■ DOCUMENT ■

※

Tokenization with TagAnt

TagAnt is a free tool (again developped by Laurence ANTHONY) to conduct tokenization (and POS tagging).
It uses modern natural language processing tool (called spaCy) to tokenize input texts.

Tokenizing Japanese

Download and open TagAnt.

Tokenizing Japanese

Input text
Select language.
Select Output format.

Result of TagAnt segmentation

You can choose from two output formats.

Part-Of-Speech Tagging in TagAnt

TagAnt can do more than tokenization.
It allows you to automatically annotate the token for Part-Of-Speech (POS).
POS = Grammatical category of lexical items (NOUN, VERB, etc.)

Choosing the right format for POS representation

You can ask TagAnt for different output formats.
For now, let’s choose word+POS.

この短期集中講座が終わったら、カキを食べたいと思っています。
この_DET 短期_NOUN 集中_NOUN 講座_NOUN が_ADP 終わっ_VERB たら_AUX 、_PUNCT カキ_NOUN を_ADP 食べ_VERB たい_AUX と_ADP 思っ_VERB て_SCONJ い_VERB ます_AUX 。_PUNCT

Now try different options…

Let’s analyze your own example with the following:
- word+pos
- word+pos_tag
- word+lemma
- word+pos+lemma
What do these choice give you? Share it with your neighbor.

Other choices and expected results

Display Information	Example
word	`カキを食べたい`
word+pos	`カキ_NOUN を_ADP 食べ_VERB たい_AUX`
word+pos_tag	`カキ_名詞-普通名詞-一般を_助詞-格助詞食べ_動詞-一般たい_助動詞`
word+lemma	`カキ_カキを_を食べ_食べるたい_たい`

Questions?

Corpus Lab 2: Task 1

Instruction

Task 1: Compile a Japanese Word Frequency list

Task

Compile a Japanese frequency list based on a corpus.

※

■ MATERIAL PROVIDED ■
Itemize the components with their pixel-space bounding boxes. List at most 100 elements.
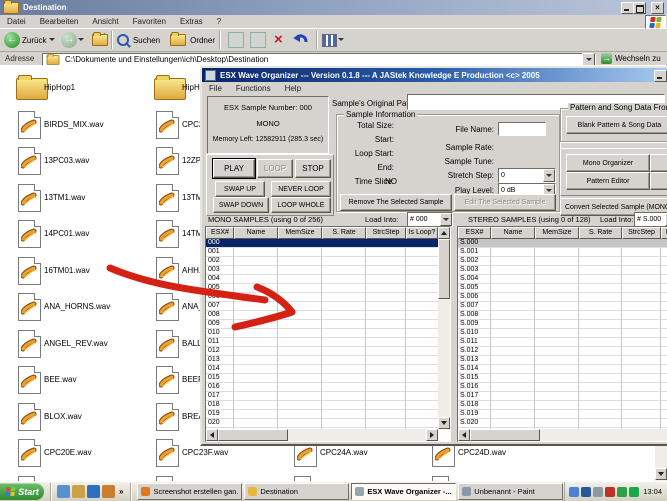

※

■ TO BE DONE ■
• a. Under "Let's analyze your own example with the following," the TagAnt tutorial lists several output options. Name all of them.
• b. Transcribe a passage from the TagAnt tutorial. Begin at the words "TagAnt can do" and stop after "(NOUN, VERB, etc.)".
• c. Go on with the TagAnt tutorial, starting after its final sentence.

■ TASK RESULTS ■
• a.
word+pos
word+pos_tag
word+lemma
word+pos+lemma

• b.
TagAnt can do more than tokenization.
It allows you to automatically annotate the token for Part-Of-Speech (POS).
POS = Grammatical category of lexical items (NOUN, VERB, etc.)

• c.
Resource

Download a Japanese text Aozora 500 from Google Drive.
Use AntConc, TagAnt, and Simple Text Analyzer.

Submission

Submit a frequency list .tsv or .txt.
Description of word frequency pattern in Japanese.

Success Criteria

Your submission …

includes a frequency list of Japanese words based on Aozora 500
provides a description of word-frequency patterns in Aozora 500 using example words from each frequency bins

Task 4: Vocabulary Profiling

Due to possible time limitation, let’s come back to this if we have time at the end of session 6.

Vocabulary Profiling

Vocabulary profiling is a technique to use corpus frequency to understand characteristics of vocabulary use in the input text
For lexical sophistication measure
- LFP, Beyond 2000
For lexical coverage
- How many words do readers/listeners need to know in order to comprehend the text (90, 95, or 98% coverage)

Vocabulary Profiling tools

RANGE program
VocabProfiler in LexTutor
AntWordProfiler (desktop; multi-language)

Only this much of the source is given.